Rewrite every one of the entries below, changing each "Left-to-right" to "Left to right" and leaving everything else the same.

» Exercise inputs
══════════
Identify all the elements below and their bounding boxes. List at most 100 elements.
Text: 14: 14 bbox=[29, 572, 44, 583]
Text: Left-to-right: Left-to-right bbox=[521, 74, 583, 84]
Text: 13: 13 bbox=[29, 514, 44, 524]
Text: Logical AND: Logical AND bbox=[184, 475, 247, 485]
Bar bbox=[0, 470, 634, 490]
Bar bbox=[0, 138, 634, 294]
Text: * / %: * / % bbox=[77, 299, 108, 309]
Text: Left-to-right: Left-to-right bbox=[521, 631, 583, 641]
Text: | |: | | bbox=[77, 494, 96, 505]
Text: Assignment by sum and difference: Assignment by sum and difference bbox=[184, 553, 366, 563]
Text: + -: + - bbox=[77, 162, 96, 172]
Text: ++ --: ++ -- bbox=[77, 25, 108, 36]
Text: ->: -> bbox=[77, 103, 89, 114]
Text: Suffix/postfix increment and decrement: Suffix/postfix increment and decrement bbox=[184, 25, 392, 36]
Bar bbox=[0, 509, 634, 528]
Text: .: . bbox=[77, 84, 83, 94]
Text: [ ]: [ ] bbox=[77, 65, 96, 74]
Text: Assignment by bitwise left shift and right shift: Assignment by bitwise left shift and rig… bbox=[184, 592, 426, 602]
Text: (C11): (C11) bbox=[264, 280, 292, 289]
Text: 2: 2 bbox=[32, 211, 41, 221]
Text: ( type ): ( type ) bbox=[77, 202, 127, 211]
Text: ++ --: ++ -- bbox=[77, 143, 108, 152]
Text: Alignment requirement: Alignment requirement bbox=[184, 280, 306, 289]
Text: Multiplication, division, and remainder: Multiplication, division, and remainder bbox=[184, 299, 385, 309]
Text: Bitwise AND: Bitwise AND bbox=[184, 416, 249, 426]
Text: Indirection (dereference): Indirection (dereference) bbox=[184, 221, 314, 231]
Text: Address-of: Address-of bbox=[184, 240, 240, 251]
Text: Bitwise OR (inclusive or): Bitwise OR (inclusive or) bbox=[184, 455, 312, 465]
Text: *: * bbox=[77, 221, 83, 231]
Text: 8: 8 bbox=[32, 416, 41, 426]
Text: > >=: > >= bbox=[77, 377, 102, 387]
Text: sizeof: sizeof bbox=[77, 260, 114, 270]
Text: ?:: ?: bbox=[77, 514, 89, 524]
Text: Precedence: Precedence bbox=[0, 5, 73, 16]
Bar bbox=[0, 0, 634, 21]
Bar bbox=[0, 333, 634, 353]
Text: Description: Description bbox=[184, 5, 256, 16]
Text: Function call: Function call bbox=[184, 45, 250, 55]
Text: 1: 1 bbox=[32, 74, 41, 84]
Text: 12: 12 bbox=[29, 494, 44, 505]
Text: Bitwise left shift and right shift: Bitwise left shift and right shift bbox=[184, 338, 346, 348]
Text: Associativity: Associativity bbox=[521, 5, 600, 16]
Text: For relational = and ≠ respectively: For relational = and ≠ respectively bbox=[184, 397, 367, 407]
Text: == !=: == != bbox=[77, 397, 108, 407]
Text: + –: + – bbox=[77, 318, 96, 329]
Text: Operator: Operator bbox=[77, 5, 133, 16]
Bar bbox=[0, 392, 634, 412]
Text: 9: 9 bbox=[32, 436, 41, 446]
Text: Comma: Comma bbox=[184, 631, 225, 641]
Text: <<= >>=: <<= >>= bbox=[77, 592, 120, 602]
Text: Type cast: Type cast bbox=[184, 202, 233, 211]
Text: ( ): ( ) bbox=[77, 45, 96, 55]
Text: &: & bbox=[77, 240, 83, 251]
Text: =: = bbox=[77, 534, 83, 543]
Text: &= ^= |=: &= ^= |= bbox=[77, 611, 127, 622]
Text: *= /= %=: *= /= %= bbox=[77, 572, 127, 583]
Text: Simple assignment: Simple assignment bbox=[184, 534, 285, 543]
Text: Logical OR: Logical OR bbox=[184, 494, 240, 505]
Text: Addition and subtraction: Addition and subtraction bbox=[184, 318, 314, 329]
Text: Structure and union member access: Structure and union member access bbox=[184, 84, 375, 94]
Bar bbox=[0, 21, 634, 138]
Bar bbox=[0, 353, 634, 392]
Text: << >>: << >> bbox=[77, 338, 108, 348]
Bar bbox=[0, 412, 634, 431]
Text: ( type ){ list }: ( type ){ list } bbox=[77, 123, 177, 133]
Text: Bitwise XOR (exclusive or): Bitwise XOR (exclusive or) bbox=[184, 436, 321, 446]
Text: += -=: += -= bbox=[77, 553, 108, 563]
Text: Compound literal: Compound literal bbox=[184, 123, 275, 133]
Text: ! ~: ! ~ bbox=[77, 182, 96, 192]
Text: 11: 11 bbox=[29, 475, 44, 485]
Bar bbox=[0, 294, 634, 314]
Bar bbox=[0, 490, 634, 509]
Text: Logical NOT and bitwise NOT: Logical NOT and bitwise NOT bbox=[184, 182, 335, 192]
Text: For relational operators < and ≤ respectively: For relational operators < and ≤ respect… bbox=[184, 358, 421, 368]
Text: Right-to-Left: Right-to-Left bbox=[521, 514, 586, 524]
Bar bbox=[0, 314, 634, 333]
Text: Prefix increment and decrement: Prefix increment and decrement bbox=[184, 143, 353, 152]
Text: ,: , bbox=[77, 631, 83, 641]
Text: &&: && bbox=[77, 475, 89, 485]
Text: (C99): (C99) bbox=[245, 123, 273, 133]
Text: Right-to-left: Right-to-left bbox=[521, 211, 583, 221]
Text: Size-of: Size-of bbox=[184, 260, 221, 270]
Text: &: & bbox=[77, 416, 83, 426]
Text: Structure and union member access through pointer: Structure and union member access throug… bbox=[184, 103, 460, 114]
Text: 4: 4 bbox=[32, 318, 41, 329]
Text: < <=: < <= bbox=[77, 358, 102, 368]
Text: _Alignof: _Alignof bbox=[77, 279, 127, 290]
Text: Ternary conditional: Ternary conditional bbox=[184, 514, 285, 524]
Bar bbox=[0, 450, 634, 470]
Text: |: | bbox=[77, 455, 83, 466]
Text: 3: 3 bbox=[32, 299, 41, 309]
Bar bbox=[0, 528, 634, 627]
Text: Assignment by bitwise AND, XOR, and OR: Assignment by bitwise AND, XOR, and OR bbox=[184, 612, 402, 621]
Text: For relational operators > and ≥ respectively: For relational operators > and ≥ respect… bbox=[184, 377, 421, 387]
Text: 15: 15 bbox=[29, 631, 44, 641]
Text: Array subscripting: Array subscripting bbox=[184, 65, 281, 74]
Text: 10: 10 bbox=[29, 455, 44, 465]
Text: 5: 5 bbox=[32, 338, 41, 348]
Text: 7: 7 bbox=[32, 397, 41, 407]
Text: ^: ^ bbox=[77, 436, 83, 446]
══════════
» Response to this exercise
Identify all the elements below and their bounding boxes. List at most 100 elements.
Text: 14: 14 bbox=[29, 572, 44, 583]
Text: Left to right: Left to right bbox=[521, 74, 583, 84]
Text: 13: 13 bbox=[29, 514, 44, 524]
Text: Logical AND: Logical AND bbox=[184, 475, 247, 485]
Bar bbox=[0, 470, 634, 490]
Bar bbox=[0, 138, 634, 294]
Text: * / %: * / % bbox=[77, 299, 108, 309]
Text: Left to right: Left to right bbox=[521, 631, 583, 641]
Text: | |: | | bbox=[77, 494, 96, 505]
Text: Assignment by sum and difference: Assignment by sum and difference bbox=[184, 553, 366, 563]
Text: + -: + - bbox=[77, 162, 96, 172]
Text: ++ --: ++ -- bbox=[77, 25, 108, 36]
Text: ->: -> bbox=[77, 103, 89, 114]
Text: Suffix/postfix increment and decrement: Suffix/postfix increment and decrement bbox=[184, 25, 392, 36]
Bar bbox=[0, 509, 634, 528]
Text: .: . bbox=[77, 84, 83, 94]
Text: [ ]: [ ] bbox=[77, 65, 96, 74]
Text: Assignment by bitwise left shift and right shift: Assignment by bitwise left shift and rig… bbox=[184, 592, 426, 602]
Text: (C11): (C11) bbox=[264, 280, 292, 289]
Text: 2: 2 bbox=[32, 211, 41, 221]
Text: ( type ): ( type ) bbox=[77, 202, 127, 211]
Text: ++ --: ++ -- bbox=[77, 143, 108, 152]
Text: Alignment requirement: Alignment requirement bbox=[184, 280, 306, 289]
Text: Multiplication, division, and remainder: Multiplication, division, and remainder bbox=[184, 299, 385, 309]
Text: Bitwise AND: Bitwise AND bbox=[184, 416, 249, 426]
Text: Indirection (dereference): Indirection (dereference) bbox=[184, 221, 314, 231]
Text: Address-of: Address-of bbox=[184, 240, 240, 251]
Text: Bitwise OR (inclusive or): Bitwise OR (inclusive or) bbox=[184, 455, 312, 465]
Text: *: * bbox=[77, 221, 83, 231]
Text: 8: 8 bbox=[32, 416, 41, 426]
Text: > >=: > >= bbox=[77, 377, 102, 387]
Text: sizeof: sizeof bbox=[77, 260, 114, 270]
Text: ?:: ?: bbox=[77, 514, 89, 524]
Text: Precedence: Precedence bbox=[0, 5, 73, 16]
Bar bbox=[0, 0, 634, 21]
Bar bbox=[0, 333, 634, 353]
Text: Description: Description bbox=[184, 5, 256, 16]
Text: Function call: Function call bbox=[184, 45, 250, 55]
Text: 1: 1 bbox=[32, 74, 41, 84]
Text: 12: 12 bbox=[29, 494, 44, 505]
Text: Bitwise left shift and right shift: Bitwise left shift and right shift bbox=[184, 338, 346, 348]
Text: Associativity: Associativity bbox=[521, 5, 600, 16]
Text: For relational = and ≠ respectively: For relational = and ≠ respectively bbox=[184, 397, 367, 407]
Text: == !=: == != bbox=[77, 397, 108, 407]
Text: + –: + – bbox=[77, 318, 96, 329]
Text: Operator: Operator bbox=[77, 5, 133, 16]
Bar bbox=[0, 392, 634, 412]
Text: 9: 9 bbox=[32, 436, 41, 446]
Text: Comma: Comma bbox=[184, 631, 225, 641]
Text: <<= >>=: <<= >>= bbox=[77, 592, 120, 602]
Text: Type cast: Type cast bbox=[184, 202, 233, 211]
Text: ( ): ( ) bbox=[77, 45, 96, 55]
Text: &: & bbox=[77, 240, 83, 251]
Text: =: = bbox=[77, 534, 83, 543]
Text: &= ^= |=: &= ^= |= bbox=[77, 611, 127, 622]
Text: *= /= %=: *= /= %= bbox=[77, 572, 127, 583]
Text: Simple assignment: Simple assignment bbox=[184, 534, 285, 543]
Text: Logical OR: Logical OR bbox=[184, 494, 240, 505]
Text: Addition and subtraction: Addition and subtraction bbox=[184, 318, 314, 329]
Text: Structure and union member access: Structure and union member access bbox=[184, 84, 375, 94]
Bar bbox=[0, 21, 634, 138]
Bar bbox=[0, 353, 634, 392]
Text: << >>: << >> bbox=[77, 338, 108, 348]
Bar bbox=[0, 412, 634, 431]
Text: ( type ){ list }: ( type ){ list } bbox=[77, 123, 177, 133]
Text: Bitwise XOR (exclusive or): Bitwise XOR (exclusive or) bbox=[184, 436, 321, 446]
Text: += -=: += -= bbox=[77, 553, 108, 563]
Text: Compound literal: Compound literal bbox=[184, 123, 275, 133]
Text: ! ~: ! ~ bbox=[77, 182, 96, 192]
Text: 11: 11 bbox=[29, 475, 44, 485]
Bar bbox=[0, 294, 634, 314]
Bar bbox=[0, 490, 634, 509]
Text: Logical NOT and bitwise NOT: Logical NOT and bitwise NOT bbox=[184, 182, 335, 192]
Text: For relational operators < and ≤ respectively: For relational operators < and ≤ respect… bbox=[184, 358, 421, 368]
Text: Right-to-Left: Right-to-Left bbox=[521, 514, 586, 524]
Bar bbox=[0, 314, 634, 333]
Text: Prefix increment and decrement: Prefix increment and decrement bbox=[184, 143, 353, 152]
Text: ,: , bbox=[77, 631, 83, 641]
Text: &&: && bbox=[77, 475, 89, 485]
Text: (C99): (C99) bbox=[245, 123, 273, 133]
Text: Right-to-left: Right-to-left bbox=[521, 211, 583, 221]
Text: Size-of: Size-of bbox=[184, 260, 221, 270]
Text: &: & bbox=[77, 416, 83, 426]
Text: Structure and union member access through pointer: Structure and union member access throug… bbox=[184, 103, 460, 114]
Text: 4: 4 bbox=[32, 318, 41, 329]
Text: < <=: < <= bbox=[77, 358, 102, 368]
Text: _Alignof: _Alignof bbox=[77, 279, 127, 290]
Text: Ternary conditional: Ternary conditional bbox=[184, 514, 285, 524]
Bar bbox=[0, 450, 634, 470]
Text: |: | bbox=[77, 455, 83, 466]
Text: 3: 3 bbox=[32, 299, 41, 309]
Bar bbox=[0, 528, 634, 627]
Text: Assignment by bitwise AND, XOR, and OR: Assignment by bitwise AND, XOR, and OR bbox=[184, 612, 402, 621]
Text: For relational operators > and ≥ respectively: For relational operators > and ≥ respect… bbox=[184, 377, 421, 387]
Text: 15: 15 bbox=[29, 631, 44, 641]
Text: Array subscripting: Array subscripting bbox=[184, 65, 281, 74]
Text: 10: 10 bbox=[29, 455, 44, 465]
Text: 5: 5 bbox=[32, 338, 41, 348]
Text: 7: 7 bbox=[32, 397, 41, 407]
Text: ^: ^ bbox=[77, 436, 83, 446]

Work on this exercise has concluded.